WRITTEN REQUEST -
Please rewrite the items from the line with "dropdown[interactable] — [845, 350, 959, 372]" through the line with "unit-label: [mm] — [397, 279, 427, 297]", swapping "status-button" for "indicator-button" and leaving everything else unchanged.

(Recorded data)
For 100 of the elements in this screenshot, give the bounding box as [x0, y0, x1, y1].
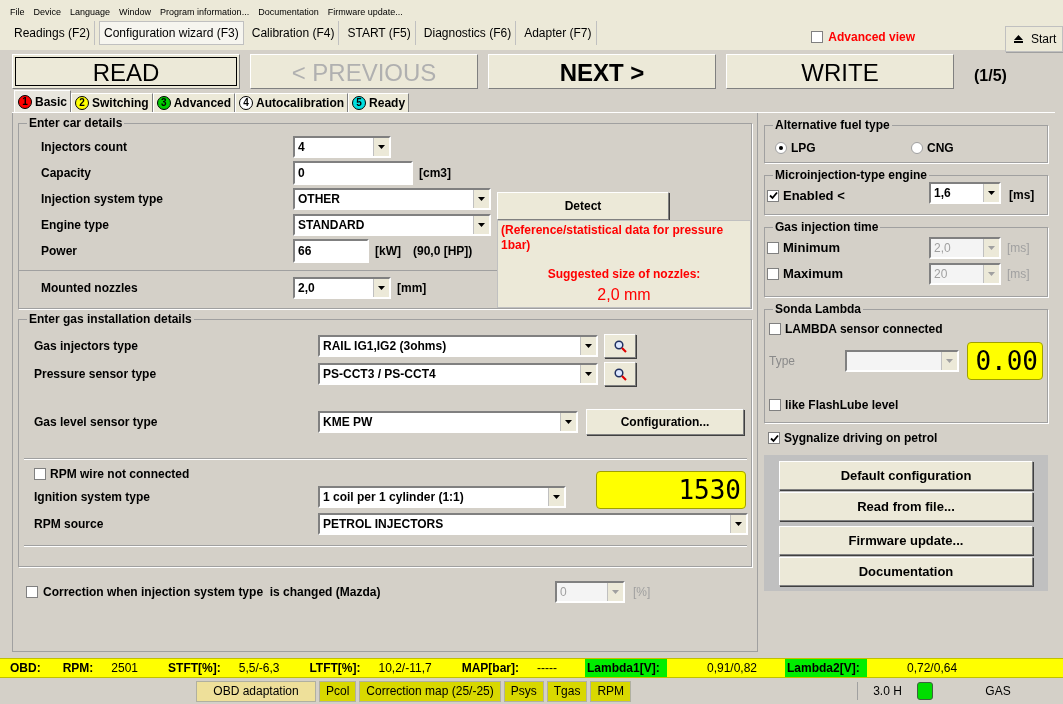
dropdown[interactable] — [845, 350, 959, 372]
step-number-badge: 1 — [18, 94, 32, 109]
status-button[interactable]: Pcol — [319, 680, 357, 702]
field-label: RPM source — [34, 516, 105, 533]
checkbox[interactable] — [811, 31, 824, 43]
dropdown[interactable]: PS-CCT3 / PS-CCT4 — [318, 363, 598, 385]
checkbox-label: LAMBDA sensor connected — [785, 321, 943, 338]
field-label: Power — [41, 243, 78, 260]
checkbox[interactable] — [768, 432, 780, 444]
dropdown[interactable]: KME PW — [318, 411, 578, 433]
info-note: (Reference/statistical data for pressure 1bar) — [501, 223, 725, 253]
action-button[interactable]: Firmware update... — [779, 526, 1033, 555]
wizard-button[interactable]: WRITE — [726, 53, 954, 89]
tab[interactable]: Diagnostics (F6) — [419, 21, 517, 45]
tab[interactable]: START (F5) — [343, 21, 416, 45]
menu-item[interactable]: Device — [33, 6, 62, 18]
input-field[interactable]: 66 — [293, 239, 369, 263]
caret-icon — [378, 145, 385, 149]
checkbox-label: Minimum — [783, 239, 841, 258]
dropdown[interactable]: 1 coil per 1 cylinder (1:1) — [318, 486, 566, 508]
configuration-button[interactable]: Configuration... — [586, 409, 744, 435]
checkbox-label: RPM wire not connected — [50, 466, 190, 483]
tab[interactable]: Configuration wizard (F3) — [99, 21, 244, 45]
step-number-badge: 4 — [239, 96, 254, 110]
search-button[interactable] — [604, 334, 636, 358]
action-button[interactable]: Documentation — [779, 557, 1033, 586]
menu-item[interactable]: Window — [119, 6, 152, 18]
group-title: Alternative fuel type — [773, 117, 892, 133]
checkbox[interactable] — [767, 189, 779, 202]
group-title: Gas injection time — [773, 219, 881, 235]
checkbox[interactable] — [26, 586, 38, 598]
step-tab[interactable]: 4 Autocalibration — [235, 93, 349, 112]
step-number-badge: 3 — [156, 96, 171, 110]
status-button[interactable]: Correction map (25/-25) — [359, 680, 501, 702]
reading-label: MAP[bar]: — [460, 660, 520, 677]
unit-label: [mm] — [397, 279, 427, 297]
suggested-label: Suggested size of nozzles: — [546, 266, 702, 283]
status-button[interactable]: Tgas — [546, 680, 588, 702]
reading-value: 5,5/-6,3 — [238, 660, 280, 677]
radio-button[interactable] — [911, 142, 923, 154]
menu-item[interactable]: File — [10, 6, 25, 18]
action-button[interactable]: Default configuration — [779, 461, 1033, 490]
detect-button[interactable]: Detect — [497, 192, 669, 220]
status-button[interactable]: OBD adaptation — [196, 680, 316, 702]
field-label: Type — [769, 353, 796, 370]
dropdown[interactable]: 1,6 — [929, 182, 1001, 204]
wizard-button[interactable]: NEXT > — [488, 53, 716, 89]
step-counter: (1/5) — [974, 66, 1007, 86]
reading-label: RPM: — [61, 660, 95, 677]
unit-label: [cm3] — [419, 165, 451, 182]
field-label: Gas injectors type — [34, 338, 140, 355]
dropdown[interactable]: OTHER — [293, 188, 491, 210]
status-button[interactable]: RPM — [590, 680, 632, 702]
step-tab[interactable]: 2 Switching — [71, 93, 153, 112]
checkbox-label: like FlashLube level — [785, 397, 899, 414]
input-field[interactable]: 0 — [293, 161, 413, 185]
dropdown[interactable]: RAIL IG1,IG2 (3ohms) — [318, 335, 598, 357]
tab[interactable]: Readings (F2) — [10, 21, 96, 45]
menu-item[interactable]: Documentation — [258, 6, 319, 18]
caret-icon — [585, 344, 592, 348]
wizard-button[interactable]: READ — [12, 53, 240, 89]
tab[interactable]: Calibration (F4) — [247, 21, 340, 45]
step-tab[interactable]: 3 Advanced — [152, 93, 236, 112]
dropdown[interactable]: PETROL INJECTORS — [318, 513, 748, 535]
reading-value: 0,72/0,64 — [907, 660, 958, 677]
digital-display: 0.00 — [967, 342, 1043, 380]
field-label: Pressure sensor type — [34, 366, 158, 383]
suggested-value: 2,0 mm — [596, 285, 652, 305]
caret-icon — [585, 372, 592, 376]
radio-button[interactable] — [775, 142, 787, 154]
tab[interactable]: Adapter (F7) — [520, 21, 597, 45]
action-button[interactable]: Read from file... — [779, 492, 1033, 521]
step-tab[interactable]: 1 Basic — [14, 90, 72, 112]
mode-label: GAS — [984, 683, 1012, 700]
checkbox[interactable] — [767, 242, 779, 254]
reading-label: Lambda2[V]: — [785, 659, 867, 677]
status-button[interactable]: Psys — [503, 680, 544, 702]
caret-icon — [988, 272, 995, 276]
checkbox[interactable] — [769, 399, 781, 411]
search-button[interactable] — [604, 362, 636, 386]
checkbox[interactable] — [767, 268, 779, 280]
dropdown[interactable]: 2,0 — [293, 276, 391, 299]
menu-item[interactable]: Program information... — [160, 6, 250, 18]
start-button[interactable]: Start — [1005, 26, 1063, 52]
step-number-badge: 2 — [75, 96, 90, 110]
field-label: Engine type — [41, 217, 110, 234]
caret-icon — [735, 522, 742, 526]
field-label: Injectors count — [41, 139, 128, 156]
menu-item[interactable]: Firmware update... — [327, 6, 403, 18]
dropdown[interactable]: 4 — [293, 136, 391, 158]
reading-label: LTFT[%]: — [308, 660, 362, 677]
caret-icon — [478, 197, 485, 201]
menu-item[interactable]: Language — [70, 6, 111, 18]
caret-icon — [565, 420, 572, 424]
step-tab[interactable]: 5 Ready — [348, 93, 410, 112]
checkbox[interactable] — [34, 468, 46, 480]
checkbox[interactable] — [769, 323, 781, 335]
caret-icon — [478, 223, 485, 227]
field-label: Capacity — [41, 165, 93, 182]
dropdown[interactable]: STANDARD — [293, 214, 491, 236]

==

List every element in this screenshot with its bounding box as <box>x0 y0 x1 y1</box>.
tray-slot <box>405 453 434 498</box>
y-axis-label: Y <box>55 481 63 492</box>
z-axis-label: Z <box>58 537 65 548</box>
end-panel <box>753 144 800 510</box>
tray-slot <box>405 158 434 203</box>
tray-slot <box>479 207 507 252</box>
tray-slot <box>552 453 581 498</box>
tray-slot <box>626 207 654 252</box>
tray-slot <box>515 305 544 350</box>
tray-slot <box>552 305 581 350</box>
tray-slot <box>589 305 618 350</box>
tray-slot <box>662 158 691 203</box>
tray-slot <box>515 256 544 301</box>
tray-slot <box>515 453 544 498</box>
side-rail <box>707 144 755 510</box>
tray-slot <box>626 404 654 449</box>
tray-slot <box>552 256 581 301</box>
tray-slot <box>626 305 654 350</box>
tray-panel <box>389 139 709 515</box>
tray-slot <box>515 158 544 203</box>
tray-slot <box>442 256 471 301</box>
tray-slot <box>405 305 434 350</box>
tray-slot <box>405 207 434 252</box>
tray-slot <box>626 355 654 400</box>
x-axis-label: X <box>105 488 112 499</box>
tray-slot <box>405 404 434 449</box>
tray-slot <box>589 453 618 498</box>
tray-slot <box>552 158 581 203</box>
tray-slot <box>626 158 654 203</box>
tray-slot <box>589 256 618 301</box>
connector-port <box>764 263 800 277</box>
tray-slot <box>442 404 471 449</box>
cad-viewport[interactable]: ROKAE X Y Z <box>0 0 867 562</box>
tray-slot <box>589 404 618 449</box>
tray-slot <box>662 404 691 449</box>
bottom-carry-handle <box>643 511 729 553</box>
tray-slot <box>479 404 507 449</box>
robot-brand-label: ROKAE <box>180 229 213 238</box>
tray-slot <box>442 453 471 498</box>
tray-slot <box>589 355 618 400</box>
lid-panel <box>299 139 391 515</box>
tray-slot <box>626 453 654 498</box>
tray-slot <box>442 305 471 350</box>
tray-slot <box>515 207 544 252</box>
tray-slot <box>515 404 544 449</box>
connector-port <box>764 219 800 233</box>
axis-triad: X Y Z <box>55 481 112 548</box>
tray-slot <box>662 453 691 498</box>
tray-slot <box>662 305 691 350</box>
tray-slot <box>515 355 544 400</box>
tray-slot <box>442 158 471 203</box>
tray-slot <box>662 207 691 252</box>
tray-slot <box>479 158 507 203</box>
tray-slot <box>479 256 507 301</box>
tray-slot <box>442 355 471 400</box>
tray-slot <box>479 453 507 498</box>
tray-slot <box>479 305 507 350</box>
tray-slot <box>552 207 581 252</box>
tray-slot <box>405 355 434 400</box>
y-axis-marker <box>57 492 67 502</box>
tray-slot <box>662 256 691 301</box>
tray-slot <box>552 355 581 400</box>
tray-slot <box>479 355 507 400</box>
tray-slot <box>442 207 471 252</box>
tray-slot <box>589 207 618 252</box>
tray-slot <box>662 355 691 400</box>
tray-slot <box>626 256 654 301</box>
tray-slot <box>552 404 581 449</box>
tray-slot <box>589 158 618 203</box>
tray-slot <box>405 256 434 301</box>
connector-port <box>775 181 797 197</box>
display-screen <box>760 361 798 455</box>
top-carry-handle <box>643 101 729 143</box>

RESULT OF THE EXERCISE -
dropdown[interactable] — [845, 350, 959, 372]
step-number-badge: 1 — [18, 94, 32, 109]
indicator-button[interactable]: Pcol — [319, 680, 357, 702]
field-label: RPM source — [34, 516, 105, 533]
checkbox[interactable] — [811, 31, 824, 43]
dropdown[interactable]: PS-CCT3 / PS-CCT4 — [318, 363, 598, 385]
checkbox-label: LAMBDA sensor connected — [785, 321, 943, 338]
field-label: Power — [41, 243, 78, 260]
checkbox[interactable] — [768, 432, 780, 444]
dropdown[interactable]: KME PW — [318, 411, 578, 433]
info-note: (Reference/statistical data for pressure 1bar) — [501, 223, 725, 253]
action-button[interactable]: Firmware update... — [779, 526, 1033, 555]
wizard-button[interactable]: WRITE — [726, 53, 954, 89]
tab[interactable]: Diagnostics (F6) — [419, 21, 517, 45]
tab[interactable]: START (F5) — [343, 21, 416, 45]
menu-item[interactable]: Device — [33, 6, 62, 18]
input-field[interactable]: 66 — [293, 239, 369, 263]
caret-icon — [378, 145, 385, 149]
checkbox-label: Minimum — [783, 239, 841, 258]
dropdown[interactable]: 1 coil per 1 cylinder (1:1) — [318, 486, 566, 508]
configuration-button[interactable]: Configuration... — [586, 409, 744, 435]
checkbox-label: RPM wire not connected — [50, 466, 190, 483]
tab[interactable]: Configuration wizard (F3) — [99, 21, 244, 45]
step-number-badge: 4 — [239, 96, 254, 110]
search-button[interactable] — [604, 334, 636, 358]
action-button[interactable]: Documentation — [779, 557, 1033, 586]
menu-item[interactable]: Window — [119, 6, 152, 18]
group-title: Alternative fuel type — [773, 117, 892, 133]
checkbox[interactable] — [767, 189, 779, 202]
group-title: Gas injection time — [773, 219, 881, 235]
checkbox[interactable] — [26, 586, 38, 598]
step-tab[interactable]: 4 Autocalibration — [235, 93, 349, 112]
step-number-badge: 3 — [156, 96, 171, 110]
indicator-button[interactable]: Correction map (25/-25) — [359, 680, 501, 702]
reading-label: MAP[bar]: — [460, 660, 520, 677]
unit-label: [mm] — [397, 279, 427, 297]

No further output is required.